* begin Listed records *
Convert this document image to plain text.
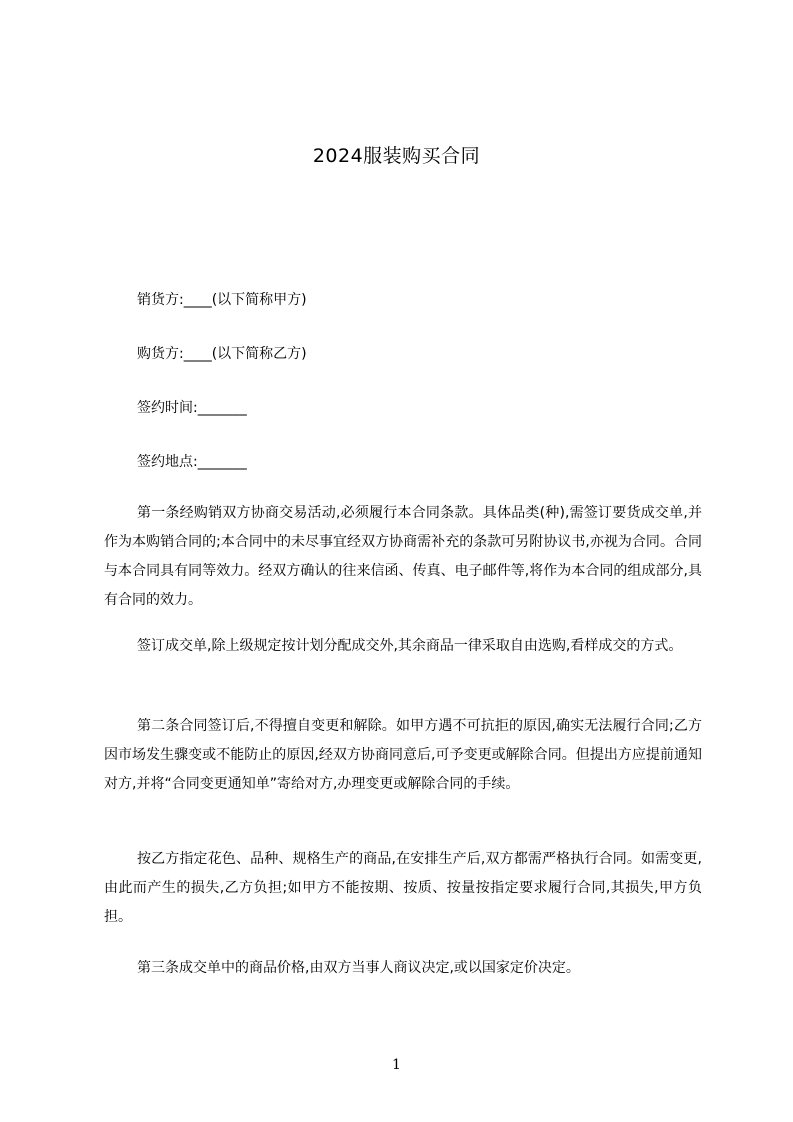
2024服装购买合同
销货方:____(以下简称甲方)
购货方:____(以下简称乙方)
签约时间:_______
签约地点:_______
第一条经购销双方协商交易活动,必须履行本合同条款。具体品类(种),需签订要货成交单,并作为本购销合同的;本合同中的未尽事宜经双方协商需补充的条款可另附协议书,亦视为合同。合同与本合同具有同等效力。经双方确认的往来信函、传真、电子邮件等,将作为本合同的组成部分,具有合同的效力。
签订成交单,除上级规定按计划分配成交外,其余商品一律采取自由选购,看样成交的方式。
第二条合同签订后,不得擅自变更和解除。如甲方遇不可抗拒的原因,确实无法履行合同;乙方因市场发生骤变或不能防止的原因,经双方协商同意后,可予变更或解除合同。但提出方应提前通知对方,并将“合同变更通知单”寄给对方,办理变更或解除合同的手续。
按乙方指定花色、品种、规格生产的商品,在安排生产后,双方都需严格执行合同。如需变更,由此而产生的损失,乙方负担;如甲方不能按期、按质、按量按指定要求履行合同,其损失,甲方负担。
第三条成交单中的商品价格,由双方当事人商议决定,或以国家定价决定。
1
* end Listed records *
* begin Listed records *
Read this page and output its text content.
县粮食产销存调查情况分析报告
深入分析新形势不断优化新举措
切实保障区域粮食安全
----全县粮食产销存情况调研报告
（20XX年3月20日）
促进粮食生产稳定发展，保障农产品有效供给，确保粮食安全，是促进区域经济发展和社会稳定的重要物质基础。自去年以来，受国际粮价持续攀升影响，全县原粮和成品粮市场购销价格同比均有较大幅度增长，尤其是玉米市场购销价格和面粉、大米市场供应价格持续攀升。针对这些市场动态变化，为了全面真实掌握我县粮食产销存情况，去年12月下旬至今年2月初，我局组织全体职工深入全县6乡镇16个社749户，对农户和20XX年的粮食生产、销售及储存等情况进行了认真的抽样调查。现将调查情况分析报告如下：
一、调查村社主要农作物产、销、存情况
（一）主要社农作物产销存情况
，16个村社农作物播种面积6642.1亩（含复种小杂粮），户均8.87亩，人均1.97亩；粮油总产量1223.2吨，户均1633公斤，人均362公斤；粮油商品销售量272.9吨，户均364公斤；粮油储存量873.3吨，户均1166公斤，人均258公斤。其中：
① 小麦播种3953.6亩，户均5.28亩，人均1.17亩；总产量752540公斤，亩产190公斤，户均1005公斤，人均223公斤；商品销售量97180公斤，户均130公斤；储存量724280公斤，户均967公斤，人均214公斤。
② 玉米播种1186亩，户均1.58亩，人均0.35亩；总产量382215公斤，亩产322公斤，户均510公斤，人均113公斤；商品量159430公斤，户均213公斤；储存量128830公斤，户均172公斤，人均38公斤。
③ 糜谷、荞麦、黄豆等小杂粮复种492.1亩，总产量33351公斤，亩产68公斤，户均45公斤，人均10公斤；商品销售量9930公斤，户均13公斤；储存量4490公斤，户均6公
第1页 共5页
* end Listed records *
* begin Listed records *
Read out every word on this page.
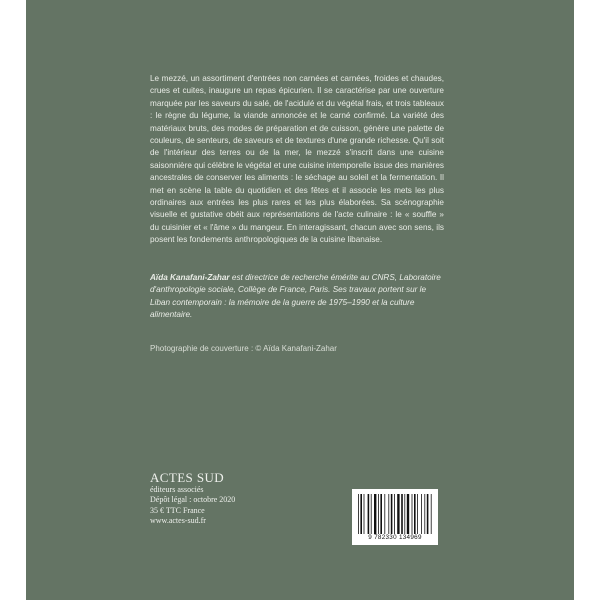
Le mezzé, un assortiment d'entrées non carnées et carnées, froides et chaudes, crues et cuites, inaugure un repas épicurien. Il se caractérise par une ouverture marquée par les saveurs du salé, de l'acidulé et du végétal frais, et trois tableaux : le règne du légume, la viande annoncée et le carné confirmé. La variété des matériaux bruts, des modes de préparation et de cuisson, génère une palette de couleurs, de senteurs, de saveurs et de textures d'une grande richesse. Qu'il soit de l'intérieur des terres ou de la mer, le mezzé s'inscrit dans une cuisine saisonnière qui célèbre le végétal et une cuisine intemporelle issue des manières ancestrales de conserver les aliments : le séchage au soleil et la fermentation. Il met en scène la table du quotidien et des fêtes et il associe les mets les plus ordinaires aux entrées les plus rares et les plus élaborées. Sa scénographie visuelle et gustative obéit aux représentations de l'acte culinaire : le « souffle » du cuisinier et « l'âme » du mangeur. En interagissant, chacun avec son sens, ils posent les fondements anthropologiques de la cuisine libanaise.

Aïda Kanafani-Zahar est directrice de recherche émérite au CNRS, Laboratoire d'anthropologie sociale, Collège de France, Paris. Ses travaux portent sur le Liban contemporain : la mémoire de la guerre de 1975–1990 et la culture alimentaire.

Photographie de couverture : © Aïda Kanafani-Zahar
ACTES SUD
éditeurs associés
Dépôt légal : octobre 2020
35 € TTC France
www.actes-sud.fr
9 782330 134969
* end Listed records *
• Exercise
Look through the records and gather each line with the word "Aïda".

• Correct answer
Aïda Kanafani-Zahar est directrice de recherche émérite au CNRS, Laboratoire d'anthropologie sociale, Collège de France, Paris. Ses travaux portent sur le Liban contemporain : la mémoire de la guerre de 1975–1990 et la culture alimentaire.
Photographie de couverture : © Aïda Kanafani-Zahar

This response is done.